*Written task*. Scan the entries below. List each line with "circle".

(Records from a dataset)
===============
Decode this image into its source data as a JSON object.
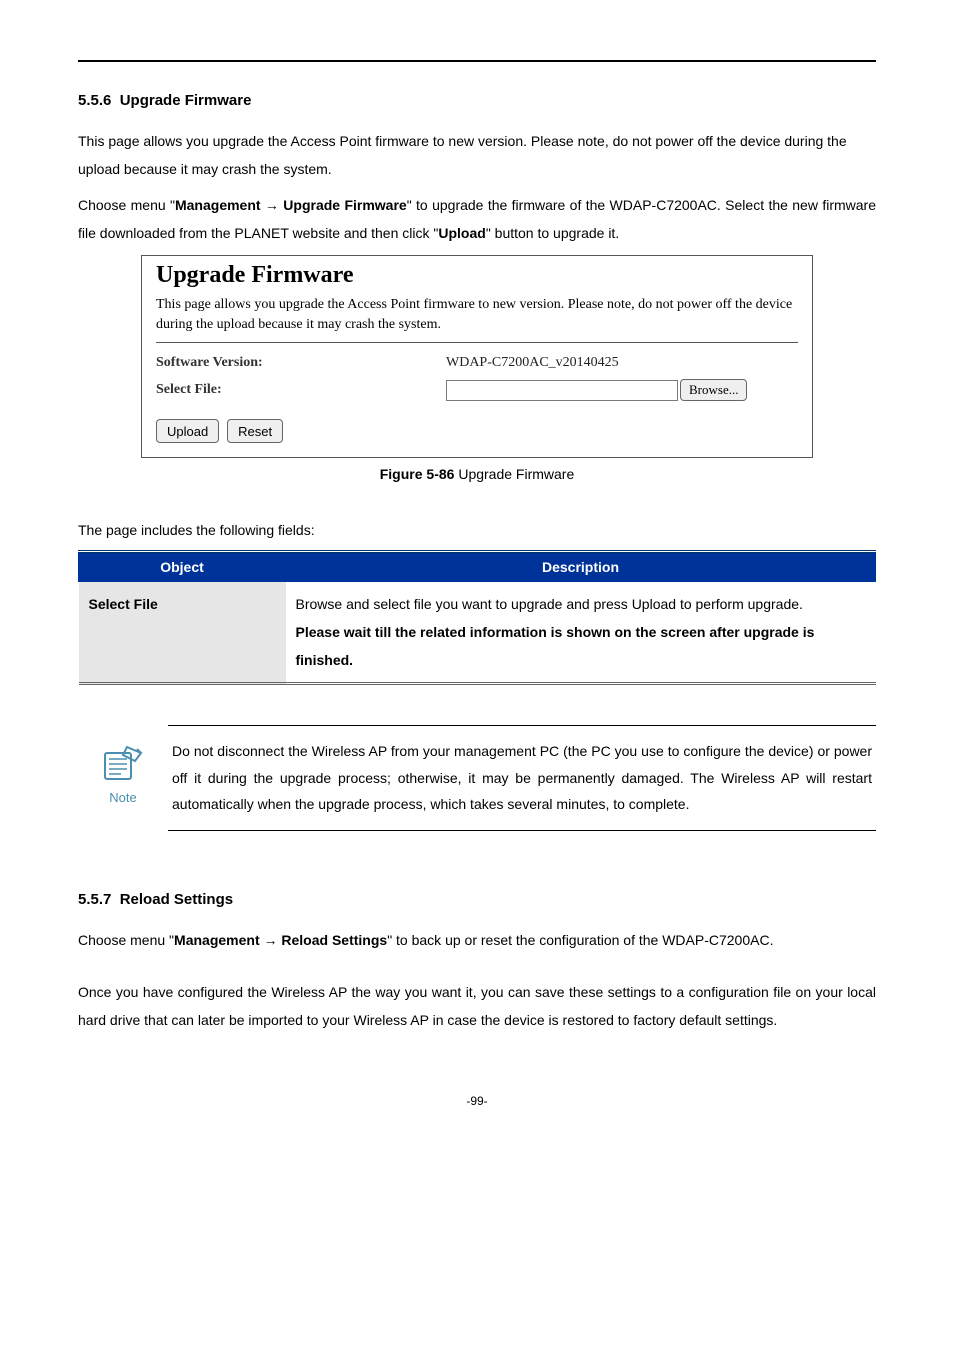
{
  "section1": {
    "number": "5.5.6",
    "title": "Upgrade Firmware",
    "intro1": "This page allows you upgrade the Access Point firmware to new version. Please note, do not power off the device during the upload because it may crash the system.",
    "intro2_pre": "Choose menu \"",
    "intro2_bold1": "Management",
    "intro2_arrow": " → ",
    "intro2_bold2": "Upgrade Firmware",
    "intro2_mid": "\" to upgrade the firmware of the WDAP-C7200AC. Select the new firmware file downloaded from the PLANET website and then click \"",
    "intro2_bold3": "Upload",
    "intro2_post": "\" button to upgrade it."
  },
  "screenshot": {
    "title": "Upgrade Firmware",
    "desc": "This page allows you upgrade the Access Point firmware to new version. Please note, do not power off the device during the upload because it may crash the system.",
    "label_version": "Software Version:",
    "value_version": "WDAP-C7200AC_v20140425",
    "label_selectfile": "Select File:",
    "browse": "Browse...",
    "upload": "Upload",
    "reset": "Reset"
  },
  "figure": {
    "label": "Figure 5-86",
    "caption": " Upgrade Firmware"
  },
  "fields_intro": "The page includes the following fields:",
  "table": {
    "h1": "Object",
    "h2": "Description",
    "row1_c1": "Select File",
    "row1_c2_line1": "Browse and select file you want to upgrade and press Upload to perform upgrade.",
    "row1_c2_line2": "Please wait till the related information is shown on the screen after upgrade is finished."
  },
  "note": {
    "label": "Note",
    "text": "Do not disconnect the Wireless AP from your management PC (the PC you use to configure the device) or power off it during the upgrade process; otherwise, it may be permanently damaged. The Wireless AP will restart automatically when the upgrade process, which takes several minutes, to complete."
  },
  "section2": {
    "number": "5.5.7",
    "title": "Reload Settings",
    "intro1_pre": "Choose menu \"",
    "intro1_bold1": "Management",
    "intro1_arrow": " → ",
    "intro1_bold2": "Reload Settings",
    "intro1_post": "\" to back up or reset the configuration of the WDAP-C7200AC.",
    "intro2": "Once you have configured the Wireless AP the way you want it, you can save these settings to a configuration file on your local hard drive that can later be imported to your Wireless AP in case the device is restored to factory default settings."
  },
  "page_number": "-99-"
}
===============
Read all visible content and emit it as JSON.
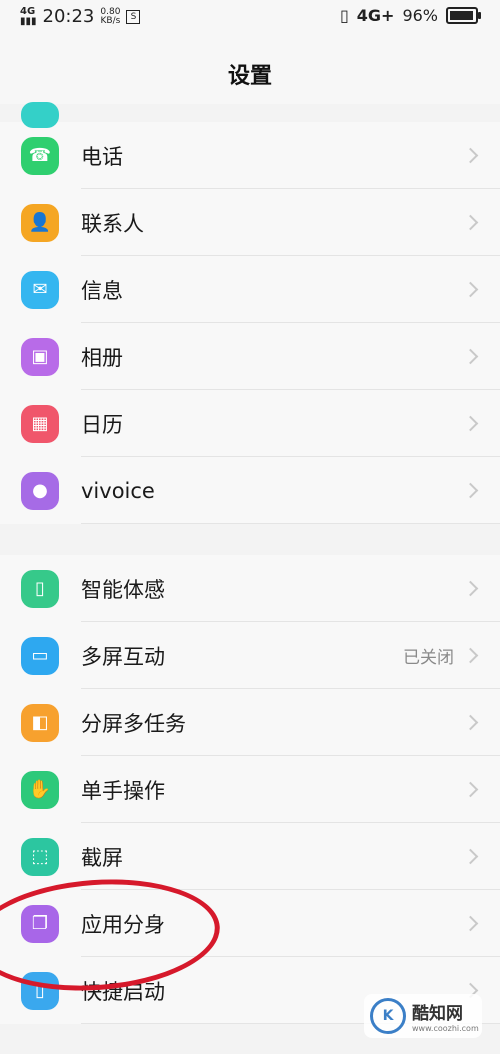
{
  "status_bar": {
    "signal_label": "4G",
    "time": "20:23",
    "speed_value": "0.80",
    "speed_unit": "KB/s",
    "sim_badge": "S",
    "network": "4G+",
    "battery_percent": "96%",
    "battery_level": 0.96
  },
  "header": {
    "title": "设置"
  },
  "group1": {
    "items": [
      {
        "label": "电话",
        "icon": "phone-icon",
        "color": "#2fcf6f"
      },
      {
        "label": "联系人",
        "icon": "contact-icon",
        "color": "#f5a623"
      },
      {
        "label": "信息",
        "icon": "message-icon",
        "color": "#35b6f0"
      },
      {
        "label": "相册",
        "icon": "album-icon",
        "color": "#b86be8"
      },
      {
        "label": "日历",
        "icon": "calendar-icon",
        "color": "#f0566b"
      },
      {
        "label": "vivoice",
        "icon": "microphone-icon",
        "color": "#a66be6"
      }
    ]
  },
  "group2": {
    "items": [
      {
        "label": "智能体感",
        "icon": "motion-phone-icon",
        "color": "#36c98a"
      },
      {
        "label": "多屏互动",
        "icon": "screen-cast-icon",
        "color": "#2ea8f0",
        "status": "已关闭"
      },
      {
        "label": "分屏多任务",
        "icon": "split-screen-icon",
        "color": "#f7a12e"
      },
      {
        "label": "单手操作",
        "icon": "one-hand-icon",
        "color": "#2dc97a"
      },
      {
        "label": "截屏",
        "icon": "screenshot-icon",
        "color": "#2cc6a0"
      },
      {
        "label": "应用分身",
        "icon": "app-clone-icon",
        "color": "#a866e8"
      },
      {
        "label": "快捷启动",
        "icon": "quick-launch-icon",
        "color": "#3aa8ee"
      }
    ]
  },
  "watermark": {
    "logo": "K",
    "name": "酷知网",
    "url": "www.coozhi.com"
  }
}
===============
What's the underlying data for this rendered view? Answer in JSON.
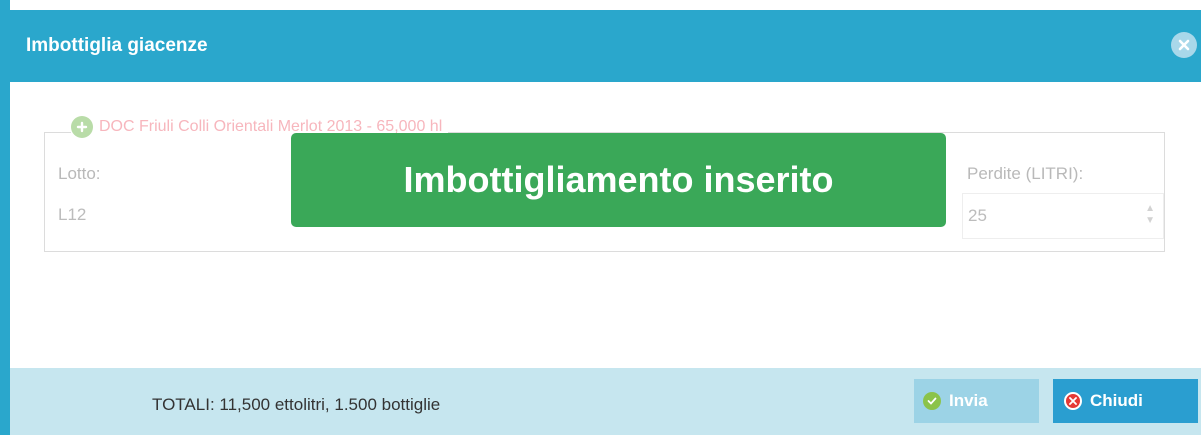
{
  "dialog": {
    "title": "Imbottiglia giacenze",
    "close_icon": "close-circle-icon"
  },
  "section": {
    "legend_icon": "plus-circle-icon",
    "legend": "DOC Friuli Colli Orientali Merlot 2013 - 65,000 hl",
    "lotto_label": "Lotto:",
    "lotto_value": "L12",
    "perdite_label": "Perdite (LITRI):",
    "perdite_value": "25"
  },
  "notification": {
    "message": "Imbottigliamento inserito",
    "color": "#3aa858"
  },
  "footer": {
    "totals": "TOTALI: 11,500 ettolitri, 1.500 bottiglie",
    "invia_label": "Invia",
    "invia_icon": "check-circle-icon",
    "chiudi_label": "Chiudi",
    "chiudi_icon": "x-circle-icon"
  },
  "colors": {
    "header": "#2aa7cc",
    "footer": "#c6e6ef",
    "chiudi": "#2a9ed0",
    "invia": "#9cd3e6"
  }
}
===============
*Output of the exercise*.
    "close_icon": "close-circle-icon"
    "legend_icon": "plus-circle-icon",
    "invia_icon": "check-circle-icon",
    "chiudi_icon": "x-circle-icon"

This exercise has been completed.